Problem requirements – Work through the data below line by line and say how many lines hold "seconds"; give only the number.

Dataset content –

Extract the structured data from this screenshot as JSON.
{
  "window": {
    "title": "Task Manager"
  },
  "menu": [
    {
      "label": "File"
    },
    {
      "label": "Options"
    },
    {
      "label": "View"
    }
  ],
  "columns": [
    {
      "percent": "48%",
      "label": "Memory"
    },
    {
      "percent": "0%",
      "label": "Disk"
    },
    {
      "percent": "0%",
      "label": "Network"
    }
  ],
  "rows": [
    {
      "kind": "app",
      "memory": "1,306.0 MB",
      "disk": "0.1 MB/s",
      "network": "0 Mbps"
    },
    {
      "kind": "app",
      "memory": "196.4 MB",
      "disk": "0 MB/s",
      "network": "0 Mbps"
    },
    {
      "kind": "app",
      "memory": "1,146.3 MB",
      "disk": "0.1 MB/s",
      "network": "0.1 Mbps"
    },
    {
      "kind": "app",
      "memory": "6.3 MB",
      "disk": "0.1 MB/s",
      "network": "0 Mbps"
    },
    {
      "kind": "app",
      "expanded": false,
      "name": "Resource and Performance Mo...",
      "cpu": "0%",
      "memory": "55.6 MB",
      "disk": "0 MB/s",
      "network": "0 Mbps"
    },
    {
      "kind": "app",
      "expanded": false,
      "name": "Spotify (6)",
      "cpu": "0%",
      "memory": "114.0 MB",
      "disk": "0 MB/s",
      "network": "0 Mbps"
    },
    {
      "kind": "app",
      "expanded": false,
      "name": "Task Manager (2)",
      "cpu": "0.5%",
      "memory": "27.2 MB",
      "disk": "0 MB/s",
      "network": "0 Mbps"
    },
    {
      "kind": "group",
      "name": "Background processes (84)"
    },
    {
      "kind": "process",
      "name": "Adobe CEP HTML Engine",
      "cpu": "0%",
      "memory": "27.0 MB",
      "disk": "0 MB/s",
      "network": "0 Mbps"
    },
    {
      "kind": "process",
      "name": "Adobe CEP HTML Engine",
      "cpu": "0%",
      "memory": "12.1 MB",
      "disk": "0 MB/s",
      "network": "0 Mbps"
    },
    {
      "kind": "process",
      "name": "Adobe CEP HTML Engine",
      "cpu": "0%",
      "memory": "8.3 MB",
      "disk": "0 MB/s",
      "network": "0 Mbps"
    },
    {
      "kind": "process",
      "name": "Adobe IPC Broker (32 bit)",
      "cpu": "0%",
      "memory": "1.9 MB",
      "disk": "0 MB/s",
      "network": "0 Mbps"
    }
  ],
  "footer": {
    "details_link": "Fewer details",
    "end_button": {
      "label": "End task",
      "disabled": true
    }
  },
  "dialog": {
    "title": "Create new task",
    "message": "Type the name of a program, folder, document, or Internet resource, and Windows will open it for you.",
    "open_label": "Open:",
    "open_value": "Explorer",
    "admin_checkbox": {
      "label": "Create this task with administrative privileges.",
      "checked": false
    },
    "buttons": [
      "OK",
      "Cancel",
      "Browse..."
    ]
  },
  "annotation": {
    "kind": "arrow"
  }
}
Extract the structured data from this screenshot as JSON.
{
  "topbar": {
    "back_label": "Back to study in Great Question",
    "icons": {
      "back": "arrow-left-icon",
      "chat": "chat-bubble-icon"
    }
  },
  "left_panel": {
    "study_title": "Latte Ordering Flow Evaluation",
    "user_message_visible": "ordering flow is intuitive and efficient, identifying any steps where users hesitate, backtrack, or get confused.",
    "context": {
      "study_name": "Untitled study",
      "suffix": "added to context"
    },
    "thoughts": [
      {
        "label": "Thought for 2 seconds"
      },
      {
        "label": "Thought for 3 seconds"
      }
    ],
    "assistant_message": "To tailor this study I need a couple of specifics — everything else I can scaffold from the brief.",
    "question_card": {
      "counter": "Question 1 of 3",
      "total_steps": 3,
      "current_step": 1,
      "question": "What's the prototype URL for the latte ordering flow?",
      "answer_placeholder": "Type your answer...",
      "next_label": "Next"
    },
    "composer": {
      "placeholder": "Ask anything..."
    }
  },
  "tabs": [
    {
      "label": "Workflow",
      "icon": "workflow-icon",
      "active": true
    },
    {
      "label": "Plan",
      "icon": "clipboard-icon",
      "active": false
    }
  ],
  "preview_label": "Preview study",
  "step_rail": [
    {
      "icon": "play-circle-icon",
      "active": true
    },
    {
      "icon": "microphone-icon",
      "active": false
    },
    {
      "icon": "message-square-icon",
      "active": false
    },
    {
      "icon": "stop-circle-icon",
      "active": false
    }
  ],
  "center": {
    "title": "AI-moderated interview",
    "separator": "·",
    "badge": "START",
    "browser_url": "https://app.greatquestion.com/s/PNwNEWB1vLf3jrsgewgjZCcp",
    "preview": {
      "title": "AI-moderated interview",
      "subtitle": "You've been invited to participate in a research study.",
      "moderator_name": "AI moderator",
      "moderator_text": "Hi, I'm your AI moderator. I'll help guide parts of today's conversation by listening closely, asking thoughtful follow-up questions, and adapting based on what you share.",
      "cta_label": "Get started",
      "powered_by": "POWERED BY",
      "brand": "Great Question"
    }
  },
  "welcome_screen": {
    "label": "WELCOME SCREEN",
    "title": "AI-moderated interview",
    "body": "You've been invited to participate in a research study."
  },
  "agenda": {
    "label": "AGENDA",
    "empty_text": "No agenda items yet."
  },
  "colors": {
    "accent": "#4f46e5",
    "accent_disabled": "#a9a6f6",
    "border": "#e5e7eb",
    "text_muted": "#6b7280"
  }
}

Correct output – 2